Without the pictures, reproduce the records that follow exactly.

**Dataset records**

━━━━━━━━

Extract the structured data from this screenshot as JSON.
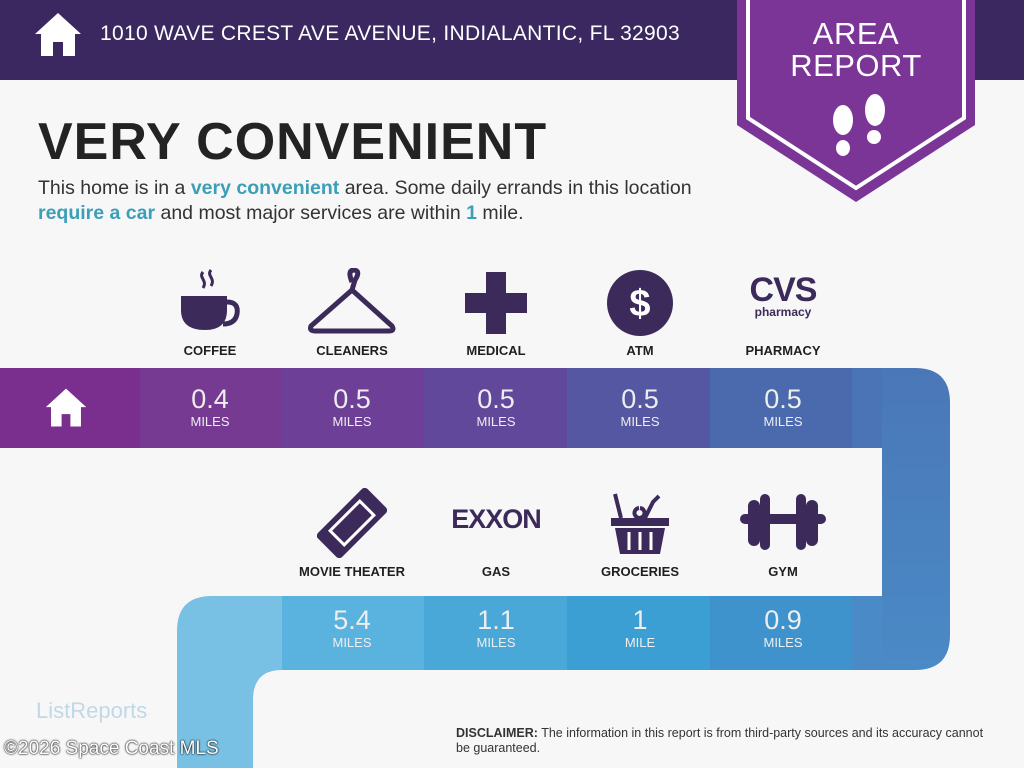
{
  "header": {
    "address": "1010 WAVE CREST AVE AVENUE, INDIALANTIC, FL 32903",
    "home_icon": "house-icon"
  },
  "badge": {
    "line1": "AREA",
    "line2": "REPORT",
    "icon": "footprints-icon",
    "color": "#7b3597"
  },
  "title": "VERY CONVENIENT",
  "description": {
    "p1": "This home is in a ",
    "h1": "very convenient",
    "p2": " area. Some daily errands in this location ",
    "h2": "require a car",
    "p3": " and most major services are within ",
    "h3": "1",
    "p4": " mile.",
    "highlight_color": "#3a9fb7"
  },
  "amenities_row1": [
    {
      "label": "COFFEE",
      "value": "0.4",
      "unit": "MILES",
      "icon": "coffee-cup-icon"
    },
    {
      "label": "CLEANERS",
      "value": "0.5",
      "unit": "MILES",
      "icon": "hanger-icon"
    },
    {
      "label": "MEDICAL",
      "value": "0.5",
      "unit": "MILES",
      "icon": "medical-cross-icon"
    },
    {
      "label": "ATM",
      "value": "0.5",
      "unit": "MILES",
      "icon": "dollar-icon"
    },
    {
      "label": "PHARMACY",
      "value": "0.5",
      "unit": "MILES",
      "icon": "cvs-pharmacy-logo",
      "logo_text": "CVS pharmacy"
    }
  ],
  "amenities_row2": [
    {
      "label": "MOVIE THEATER",
      "value": "5.4",
      "unit": "MILES",
      "icon": "ticket-icon"
    },
    {
      "label": "GAS",
      "value": "1.1",
      "unit": "MILES",
      "icon": "exxon-logo",
      "logo_text": "EXXON"
    },
    {
      "label": "GROCERIES",
      "value": "1",
      "unit": "MILE",
      "icon": "grocery-basket-icon"
    },
    {
      "label": "GYM",
      "value": "0.9",
      "unit": "MILES",
      "icon": "dumbbell-icon"
    }
  ],
  "footer": {
    "disclaimer_label": "DISCLAIMER:",
    "disclaimer_text": " The information in this report is from third-party sources and its accuracy cannot be guaranteed.",
    "brand": "ListReports",
    "copyright": "©2026 Space Coast MLS"
  }
}
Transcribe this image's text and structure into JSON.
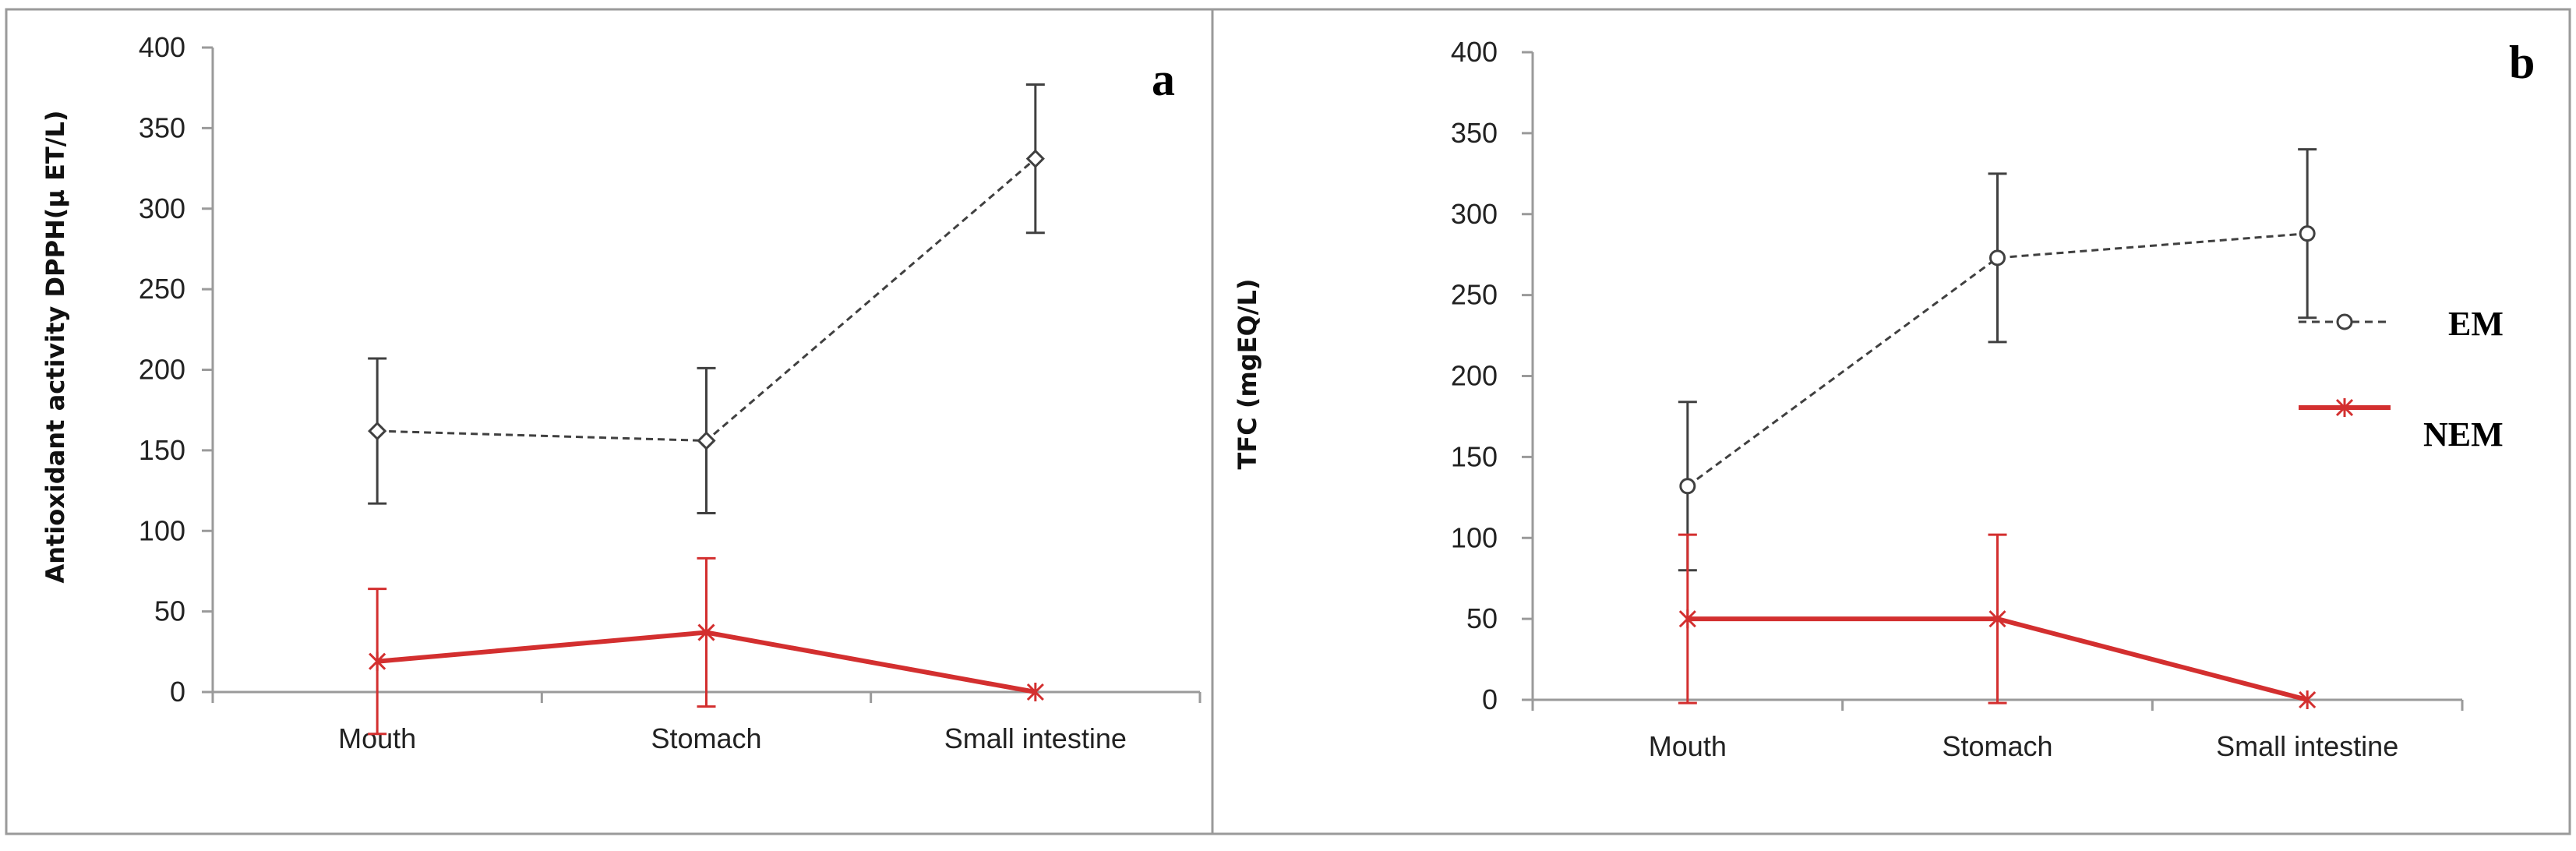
{
  "colors": {
    "em": "#404040",
    "nem": "#d32f2f",
    "axis": "#9a9a9a",
    "frame": "#9a9a9a"
  },
  "legend": {
    "em_label": "EM",
    "nem_label": "NEM"
  },
  "chart_data": [
    {
      "type": "line",
      "panel_label": "a",
      "title": "",
      "xlabel": "",
      "ylabel": "Antioxidant activity DPPH(µ ET/L)",
      "categories": [
        "Mouth",
        "Stomach",
        "Small intestine"
      ],
      "ylim": [
        0,
        400
      ],
      "yticks": [
        0,
        50,
        100,
        150,
        200,
        250,
        300,
        350,
        400
      ],
      "series": [
        {
          "name": "EM",
          "values": [
            162,
            156,
            331
          ],
          "errors": [
            45,
            45,
            46
          ],
          "style": "dashed",
          "marker": "diamond"
        },
        {
          "name": "NEM",
          "values": [
            19,
            37,
            0
          ],
          "errors": [
            45,
            46,
            0
          ],
          "style": "solid",
          "marker": "star"
        }
      ]
    },
    {
      "type": "line",
      "panel_label": "b",
      "title": "",
      "xlabel": "",
      "ylabel": "TFC (mgEQ/L)",
      "categories": [
        "Mouth",
        "Stomach",
        "Small intestine"
      ],
      "ylim": [
        0,
        400
      ],
      "yticks": [
        0,
        50,
        100,
        150,
        200,
        250,
        300,
        350,
        400
      ],
      "series": [
        {
          "name": "EM",
          "values": [
            132,
            273,
            288
          ],
          "errors": [
            52,
            52,
            52
          ],
          "style": "dashed",
          "marker": "circle"
        },
        {
          "name": "NEM",
          "values": [
            50,
            50,
            0
          ],
          "errors": [
            52,
            52,
            0
          ],
          "style": "solid",
          "marker": "star"
        }
      ]
    }
  ]
}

━━━━━━━━

**Result for this task**
Extract the structured data from this screenshot as JSON.
{
  "header": {
    "address": "1010 WAVE CREST AVE AVENUE, INDIALANTIC, FL 32903",
    "home_icon": "house-icon"
  },
  "badge": {
    "line1": "AREA",
    "line2": "REPORT",
    "icon": "footprints-icon",
    "color": "#7b3597"
  },
  "title": "VERY CONVENIENT",
  "description": {
    "p1": "This home is in a ",
    "h1": "very convenient",
    "p2": " area. Some daily errands in this location ",
    "h2": "require a car",
    "p3": " and most major services are within ",
    "h3": "1",
    "p4": " mile.",
    "highlight_color": "#3a9fb7"
  },
  "amenities_row1": [
    {
      "label": "COFFEE",
      "value": "0.4",
      "unit": "MILES",
      "icon": "coffee-cup-icon"
    },
    {
      "label": "CLEANERS",
      "value": "0.5",
      "unit": "MILES",
      "icon": "hanger-icon"
    },
    {
      "label": "MEDICAL",
      "value": "0.5",
      "unit": "MILES",
      "icon": "medical-cross-icon"
    },
    {
      "label": "ATM",
      "value": "0.5",
      "unit": "MILES",
      "icon": "dollar-icon"
    },
    {
      "label": "PHARMACY",
      "value": "0.5",
      "unit": "MILES",
      "icon": "cvs-pharmacy-logo",
      "logo_text": "CVS pharmacy"
    }
  ],
  "amenities_row2": [
    {
      "label": "MOVIE THEATER",
      "value": "5.4",
      "unit": "MILES",
      "icon": "ticket-icon"
    },
    {
      "label": "GAS",
      "value": "1.1",
      "unit": "MILES",
      "icon": "exxon-logo",
      "logo_text": "EXXON"
    },
    {
      "label": "GROCERIES",
      "value": "1",
      "unit": "MILE",
      "icon": "grocery-basket-icon"
    },
    {
      "label": "GYM",
      "value": "0.9",
      "unit": "MILES",
      "icon": "dumbbell-icon"
    }
  ],
  "footer": {
    "disclaimer_label": "DISCLAIMER:",
    "disclaimer_text": " The information in this report is from third-party sources and its accuracy cannot be guaranteed.",
    "brand": "ListReports",
    "copyright": "©2026 Space Coast MLS"
  }
}
Transcribe this image's text and structure into JSON.
{
  "colors": {
    "em": "#404040",
    "nem": "#d32f2f",
    "axis": "#9a9a9a",
    "frame": "#9a9a9a"
  },
  "legend": {
    "em_label": "EM",
    "nem_label": "NEM"
  },
  "chart_data": [
    {
      "type": "line",
      "panel_label": "a",
      "title": "",
      "xlabel": "",
      "ylabel": "Antioxidant activity DPPH(µ ET/L)",
      "categories": [
        "Mouth",
        "Stomach",
        "Small intestine"
      ],
      "ylim": [
        0,
        400
      ],
      "yticks": [
        0,
        50,
        100,
        150,
        200,
        250,
        300,
        350,
        400
      ],
      "series": [
        {
          "name": "EM",
          "values": [
            162,
            156,
            331
          ],
          "errors": [
            45,
            45,
            46
          ],
          "style": "dashed",
          "marker": "diamond"
        },
        {
          "name": "NEM",
          "values": [
            19,
            37,
            0
          ],
          "errors": [
            45,
            46,
            0
          ],
          "style": "solid",
          "marker": "star"
        }
      ]
    },
    {
      "type": "line",
      "panel_label": "b",
      "title": "",
      "xlabel": "",
      "ylabel": "TFC (mgEQ/L)",
      "categories": [
        "Mouth",
        "Stomach",
        "Small intestine"
      ],
      "ylim": [
        0,
        400
      ],
      "yticks": [
        0,
        50,
        100,
        150,
        200,
        250,
        300,
        350,
        400
      ],
      "series": [
        {
          "name": "EM",
          "values": [
            132,
            273,
            288
          ],
          "errors": [
            52,
            52,
            52
          ],
          "style": "dashed",
          "marker": "circle"
        },
        {
          "name": "NEM",
          "values": [
            50,
            50,
            0
          ],
          "errors": [
            52,
            52,
            0
          ],
          "style": "solid",
          "marker": "star"
        }
      ]
    }
  ]
}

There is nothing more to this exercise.